Penang Free School & College
 I should imagine canteen life would have been the same as when I was in the Penang Free School in the early 1950’s when there was no separation of space for religious reasons. Any
student of any religious faith could mingle, seat and eat next to each other, not to share the meal,  but to be able to converse with each other. Why must the powers that be, create such an imposition in the life of its faithful, causing such discomfort to themselves, giving the impression of their superior faith, in comparison to the others belonging to the same original Prophet, Abraham? 

The word ‘Free’ in Penang Free School refers to a school, which admits students professing any religion, irrespective of race. Hence, there was never any opening prayer before classes begun, nor at the assembly of the whole school every Monday morning in the School Hall.
Religion was to each your own self, controlled by your own parents from home. And this was the same when at the University of Malaya in Singapore then. Religion was not an issue. In campus there were religious student societies, as with other academic student societies, where students were considered as adults, to be able to think for themselves.

○ ○ ○ ○

DIRECTIVE A: In the passage about Penang Free School, what does the word "Free" in the school's name refer to?
The passage about Penang Free School has no connection to the listing that comes next.

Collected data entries
○ ○ ○ ○

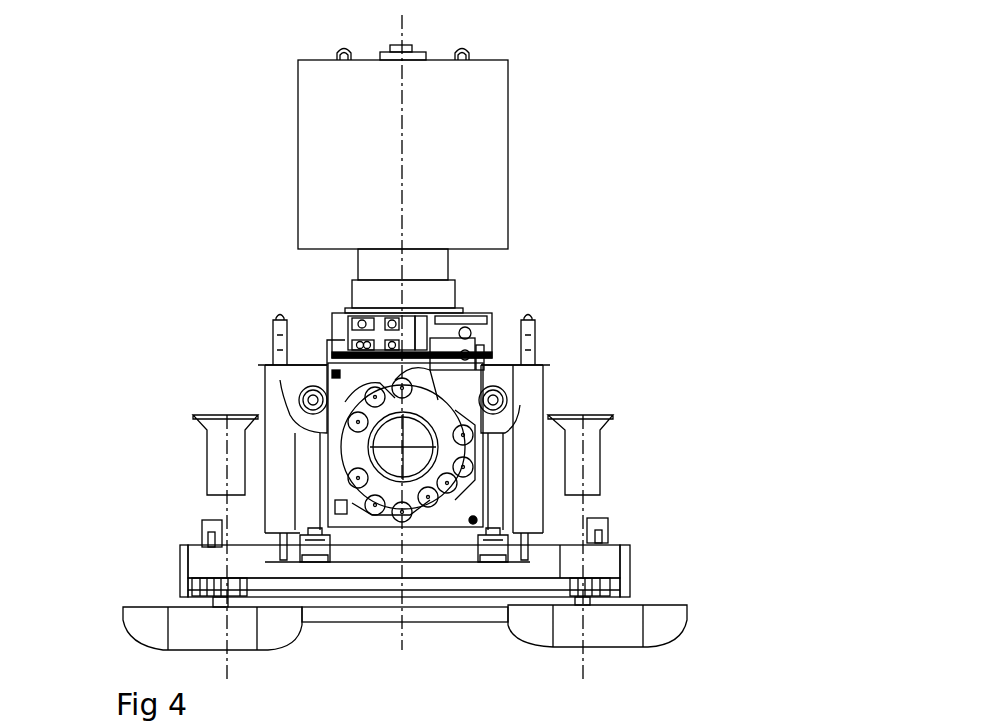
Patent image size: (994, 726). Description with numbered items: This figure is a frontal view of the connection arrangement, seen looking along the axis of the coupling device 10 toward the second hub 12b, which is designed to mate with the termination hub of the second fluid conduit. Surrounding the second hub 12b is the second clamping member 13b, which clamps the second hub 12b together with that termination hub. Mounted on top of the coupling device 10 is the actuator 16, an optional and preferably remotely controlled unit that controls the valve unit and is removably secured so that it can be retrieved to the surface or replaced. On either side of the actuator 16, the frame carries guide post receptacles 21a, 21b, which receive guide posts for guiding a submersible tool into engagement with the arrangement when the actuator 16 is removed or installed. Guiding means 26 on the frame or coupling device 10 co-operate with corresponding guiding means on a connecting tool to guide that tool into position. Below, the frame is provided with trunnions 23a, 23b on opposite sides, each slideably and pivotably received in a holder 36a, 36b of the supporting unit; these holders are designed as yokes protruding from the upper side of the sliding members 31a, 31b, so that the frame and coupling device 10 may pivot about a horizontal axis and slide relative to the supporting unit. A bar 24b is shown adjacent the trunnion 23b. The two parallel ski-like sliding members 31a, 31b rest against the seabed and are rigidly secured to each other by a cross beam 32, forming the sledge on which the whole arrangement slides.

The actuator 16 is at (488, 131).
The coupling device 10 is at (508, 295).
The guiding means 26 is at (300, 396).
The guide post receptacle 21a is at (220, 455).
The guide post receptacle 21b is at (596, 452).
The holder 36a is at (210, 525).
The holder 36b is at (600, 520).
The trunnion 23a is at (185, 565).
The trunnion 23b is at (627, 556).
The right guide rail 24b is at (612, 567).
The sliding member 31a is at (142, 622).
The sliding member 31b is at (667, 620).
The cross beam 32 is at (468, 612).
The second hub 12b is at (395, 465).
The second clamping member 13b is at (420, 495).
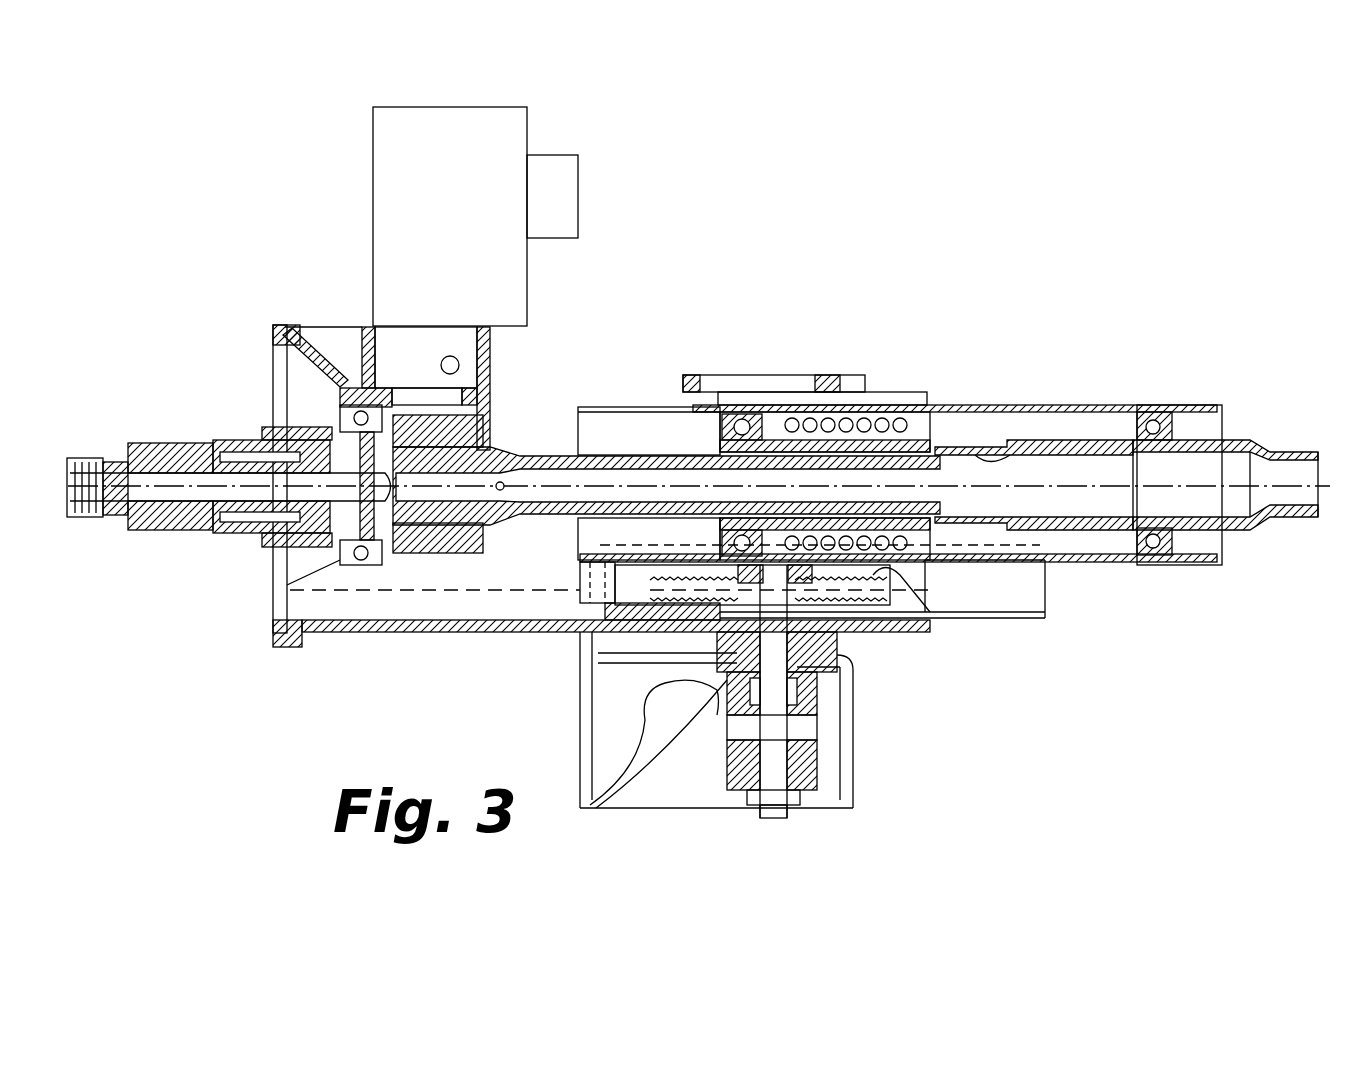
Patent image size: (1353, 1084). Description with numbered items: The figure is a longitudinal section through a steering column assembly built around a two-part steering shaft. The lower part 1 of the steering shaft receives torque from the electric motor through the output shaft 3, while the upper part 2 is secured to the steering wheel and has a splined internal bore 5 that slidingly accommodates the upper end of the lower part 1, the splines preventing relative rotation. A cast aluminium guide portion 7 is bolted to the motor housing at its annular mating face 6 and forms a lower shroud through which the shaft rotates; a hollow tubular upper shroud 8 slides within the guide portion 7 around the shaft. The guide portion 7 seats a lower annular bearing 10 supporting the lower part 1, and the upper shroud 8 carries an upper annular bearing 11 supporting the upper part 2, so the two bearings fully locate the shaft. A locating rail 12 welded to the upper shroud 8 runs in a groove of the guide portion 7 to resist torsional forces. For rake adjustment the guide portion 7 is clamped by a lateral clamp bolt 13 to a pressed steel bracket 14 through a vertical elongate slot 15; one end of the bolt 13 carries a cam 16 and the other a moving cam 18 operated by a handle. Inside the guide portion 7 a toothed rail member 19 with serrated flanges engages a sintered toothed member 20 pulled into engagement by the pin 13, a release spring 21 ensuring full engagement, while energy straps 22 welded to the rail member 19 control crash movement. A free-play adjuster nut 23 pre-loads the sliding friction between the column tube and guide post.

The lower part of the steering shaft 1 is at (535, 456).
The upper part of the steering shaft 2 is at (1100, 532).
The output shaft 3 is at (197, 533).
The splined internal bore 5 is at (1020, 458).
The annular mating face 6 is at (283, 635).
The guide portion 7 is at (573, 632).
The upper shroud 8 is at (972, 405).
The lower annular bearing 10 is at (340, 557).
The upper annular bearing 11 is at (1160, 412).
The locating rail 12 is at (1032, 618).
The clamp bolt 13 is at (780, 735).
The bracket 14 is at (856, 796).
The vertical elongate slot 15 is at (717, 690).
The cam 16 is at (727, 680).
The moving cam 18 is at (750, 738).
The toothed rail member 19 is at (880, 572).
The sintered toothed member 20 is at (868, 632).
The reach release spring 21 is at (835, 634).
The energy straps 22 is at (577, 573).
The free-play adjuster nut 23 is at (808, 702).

○ ○ ○ ○

DIRECTIVE B: Please copy the listing word for word, starting at its beginning and going on through the line that contains "The guiding means 26 is at (300, 396).", with both ends included. Omit the pictures.

WRITTEN REPLY A: It refers to a school that admits students professing any religion, irrespective of race.

WRITTEN REPLY B:
Patent image size: (994, 726). Description with numbered items: This figure is a frontal view of the connection arrangement, seen looking along the axis of the coupling device 10 toward the second hub 12b, which is designed to mate with the termination hub of the second fluid conduit. Surrounding the second hub 12b is the second clamping member 13b, which clamps the second hub 12b together with that termination hub. Mounted on top of the coupling device 10 is the actuator 16, an optional and preferably remotely controlled unit that controls the valve unit and is removably secured so that it can be retrieved to the surface or replaced. On either side of the actuator 16, the frame carries guide post receptacles 21a, 21b, which receive guide posts for guiding a submersible tool into engagement with the arrangement when the actuator 16 is removed or installed. Guiding means 26 on the frame or coupling device 10 co-operate with corresponding guiding means on a connecting tool to guide that tool into position. Below, the frame is provided with trunnions 23a, 23b on opposite sides, each slideably and pivotably received in a holder 36a, 36b of the supporting unit; these holders are designed as yokes protruding from the upper side of the sliding members 31a, 31b, so that the frame and coupling device 10 may pivot about a horizontal axis and slide relative to the supporting unit. A bar 24b is shown adjacent the trunnion 23b. The two parallel ski-like sliding members 31a, 31b rest against the seabed and are rigidly secured to each other by a cross beam 32, forming the sledge on which the whole arrangement slides.

The actuator 16 is at (488, 131).
The coupling device 10 is at (508, 295).
The guiding means 26 is at (300, 396).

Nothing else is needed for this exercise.